━━ EXERCISE INPUT

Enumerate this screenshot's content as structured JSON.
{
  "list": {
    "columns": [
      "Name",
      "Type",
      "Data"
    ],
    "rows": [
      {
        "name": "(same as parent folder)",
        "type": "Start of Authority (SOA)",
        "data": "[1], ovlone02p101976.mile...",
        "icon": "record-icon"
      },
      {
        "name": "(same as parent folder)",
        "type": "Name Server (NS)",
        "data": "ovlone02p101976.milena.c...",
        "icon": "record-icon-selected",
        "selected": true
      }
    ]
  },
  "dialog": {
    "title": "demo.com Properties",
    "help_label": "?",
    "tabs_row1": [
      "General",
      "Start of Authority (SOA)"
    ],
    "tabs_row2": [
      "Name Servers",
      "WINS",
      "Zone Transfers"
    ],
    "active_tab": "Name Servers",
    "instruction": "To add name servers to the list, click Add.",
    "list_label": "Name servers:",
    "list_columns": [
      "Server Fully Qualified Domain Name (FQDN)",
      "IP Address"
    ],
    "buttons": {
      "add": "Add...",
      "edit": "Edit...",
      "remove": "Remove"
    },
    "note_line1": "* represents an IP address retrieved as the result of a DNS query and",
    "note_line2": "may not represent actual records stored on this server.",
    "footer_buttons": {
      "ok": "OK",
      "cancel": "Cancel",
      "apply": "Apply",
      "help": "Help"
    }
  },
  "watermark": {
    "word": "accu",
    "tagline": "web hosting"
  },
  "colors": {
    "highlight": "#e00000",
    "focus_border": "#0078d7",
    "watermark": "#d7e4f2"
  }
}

━━━━

What is needed here is an exact reproduction of all the entries.

### THE REPLY
Enumerate this screenshot's content as structured JSON.
{
  "list": {
    "columns": [
      "Name",
      "Type",
      "Data"
    ],
    "rows": [
      {
        "name": "(same as parent folder)",
        "type": "Start of Authority (SOA)",
        "data": "[1], ovlone02p101976.mile...",
        "icon": "record-icon"
      },
      {
        "name": "(same as parent folder)",
        "type": "Name Server (NS)",
        "data": "ovlone02p101976.milena.c...",
        "icon": "record-icon-selected",
        "selected": true
      }
    ]
  },
  "dialog": {
    "title": "demo.com Properties",
    "help_label": "?",
    "tabs_row1": [
      "General",
      "Start of Authority (SOA)"
    ],
    "tabs_row2": [
      "Name Servers",
      "WINS",
      "Zone Transfers"
    ],
    "active_tab": "Name Servers",
    "instruction": "To add name servers to the list, click Add.",
    "list_label": "Name servers:",
    "list_columns": [
      "Server Fully Qualified Domain Name (FQDN)",
      "IP Address"
    ],
    "buttons": {
      "add": "Add...",
      "edit": "Edit...",
      "remove": "Remove"
    },
    "note_line1": "* represents an IP address retrieved as the result of a DNS query and",
    "note_line2": "may not represent actual records stored on this server.",
    "footer_buttons": {
      "ok": "OK",
      "cancel": "Cancel",
      "apply": "Apply",
      "help": "Help"
    }
  },
  "watermark": {
    "word": "accu",
    "tagline": "web hosting"
  },
  "colors": {
    "highlight": "#e00000",
    "focus_border": "#0078d7",
    "watermark": "#d7e4f2"
  }
}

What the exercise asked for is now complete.